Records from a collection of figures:
* begin *

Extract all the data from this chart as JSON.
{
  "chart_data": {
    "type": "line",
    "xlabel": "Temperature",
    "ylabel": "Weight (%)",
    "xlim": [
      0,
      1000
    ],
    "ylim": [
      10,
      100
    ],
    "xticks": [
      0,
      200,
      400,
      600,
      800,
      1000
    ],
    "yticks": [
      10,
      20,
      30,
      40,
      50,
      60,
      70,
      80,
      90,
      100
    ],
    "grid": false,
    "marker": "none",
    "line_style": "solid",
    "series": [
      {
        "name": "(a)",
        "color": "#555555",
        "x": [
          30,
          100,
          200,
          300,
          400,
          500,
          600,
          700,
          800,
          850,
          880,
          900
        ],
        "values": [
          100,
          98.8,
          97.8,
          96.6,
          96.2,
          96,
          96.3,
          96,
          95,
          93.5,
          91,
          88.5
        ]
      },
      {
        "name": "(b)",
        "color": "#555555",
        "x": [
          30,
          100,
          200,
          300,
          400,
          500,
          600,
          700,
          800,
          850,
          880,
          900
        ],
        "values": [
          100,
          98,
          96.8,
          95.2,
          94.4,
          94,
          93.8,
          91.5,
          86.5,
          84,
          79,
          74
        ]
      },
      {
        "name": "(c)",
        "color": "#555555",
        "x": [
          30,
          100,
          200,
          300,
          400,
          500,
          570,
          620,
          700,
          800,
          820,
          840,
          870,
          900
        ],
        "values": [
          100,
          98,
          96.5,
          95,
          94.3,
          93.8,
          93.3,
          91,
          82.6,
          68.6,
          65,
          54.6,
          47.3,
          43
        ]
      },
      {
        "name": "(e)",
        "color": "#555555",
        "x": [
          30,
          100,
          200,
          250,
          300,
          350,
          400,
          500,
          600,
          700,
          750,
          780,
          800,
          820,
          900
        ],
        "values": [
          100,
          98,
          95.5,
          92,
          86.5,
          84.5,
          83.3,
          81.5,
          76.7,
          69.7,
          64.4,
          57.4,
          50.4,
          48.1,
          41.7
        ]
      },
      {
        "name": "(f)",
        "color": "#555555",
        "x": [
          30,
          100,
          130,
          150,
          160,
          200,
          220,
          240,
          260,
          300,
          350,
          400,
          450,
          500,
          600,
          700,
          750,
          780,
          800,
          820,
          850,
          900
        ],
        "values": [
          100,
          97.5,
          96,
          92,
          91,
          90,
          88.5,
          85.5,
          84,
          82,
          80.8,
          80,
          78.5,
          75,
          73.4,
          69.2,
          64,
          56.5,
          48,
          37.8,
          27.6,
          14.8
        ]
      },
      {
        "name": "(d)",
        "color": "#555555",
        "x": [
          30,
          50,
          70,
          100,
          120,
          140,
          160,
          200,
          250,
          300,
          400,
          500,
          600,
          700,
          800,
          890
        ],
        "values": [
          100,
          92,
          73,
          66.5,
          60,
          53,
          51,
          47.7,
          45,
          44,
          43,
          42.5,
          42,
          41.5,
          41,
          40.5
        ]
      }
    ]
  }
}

* end *

→ **WRITTEN REQUEST**: Repeat the material above exactly.

→ **RESPONSE TO THE TASK**:
Extract all the data from this chart as JSON.
{
  "chart_data": {
    "type": "line",
    "xlabel": "Temperature",
    "ylabel": "Weight (%)",
    "xlim": [
      0,
      1000
    ],
    "ylim": [
      10,
      100
    ],
    "xticks": [
      0,
      200,
      400,
      600,
      800,
      1000
    ],
    "yticks": [
      10,
      20,
      30,
      40,
      50,
      60,
      70,
      80,
      90,
      100
    ],
    "grid": false,
    "marker": "none",
    "line_style": "solid",
    "series": [
      {
        "name": "(a)",
        "color": "#555555",
        "x": [
          30,
          100,
          200,
          300,
          400,
          500,
          600,
          700,
          800,
          850,
          880,
          900
        ],
        "values": [
          100,
          98.8,
          97.8,
          96.6,
          96.2,
          96,
          96.3,
          96,
          95,
          93.5,
          91,
          88.5
        ]
      },
      {
        "name": "(b)",
        "color": "#555555",
        "x": [
          30,
          100,
          200,
          300,
          400,
          500,
          600,
          700,
          800,
          850,
          880,
          900
        ],
        "values": [
          100,
          98,
          96.8,
          95.2,
          94.4,
          94,
          93.8,
          91.5,
          86.5,
          84,
          79,
          74
        ]
      },
      {
        "name": "(c)",
        "color": "#555555",
        "x": [
          30,
          100,
          200,
          300,
          400,
          500,
          570,
          620,
          700,
          800,
          820,
          840,
          870,
          900
        ],
        "values": [
          100,
          98,
          96.5,
          95,
          94.3,
          93.8,
          93.3,
          91,
          82.6,
          68.6,
          65,
          54.6,
          47.3,
          43
        ]
      },
      {
        "name": "(e)",
        "color": "#555555",
        "x": [
          30,
          100,
          200,
          250,
          300,
          350,
          400,
          500,
          600,
          700,
          750,
          780,
          800,
          820,
          900
        ],
        "values": [
          100,
          98,
          95.5,
          92,
          86.5,
          84.5,
          83.3,
          81.5,
          76.7,
          69.7,
          64.4,
          57.4,
          50.4,
          48.1,
          41.7
        ]
      },
      {
        "name": "(f)",
        "color": "#555555",
        "x": [
          30,
          100,
          130,
          150,
          160,
          200,
          220,
          240,
          260,
          300,
          350,
          400,
          450,
          500,
          600,
          700,
          750,
          780,
          800,
          820,
          850,
          900
        ],
        "values": [
          100,
          97.5,
          96,
          92,
          91,
          90,
          88.5,
          85.5,
          84,
          82,
          80.8,
          80,
          78.5,
          75,
          73.4,
          69.2,
          64,
          56.5,
          48,
          37.8,
          27.6,
          14.8
        ]
      },
      {
        "name": "(d)",
        "color": "#555555",
        "x": [
          30,
          50,
          70,
          100,
          120,
          140,
          160,
          200,
          250,
          300,
          400,
          500,
          600,
          700,
          800,
          890
        ],
        "values": [
          100,
          92,
          73,
          66.5,
          60,
          53,
          51,
          47.7,
          45,
          44,
          43,
          42.5,
          42,
          41.5,
          41,
          40.5
        ]
      }
    ]
  }
}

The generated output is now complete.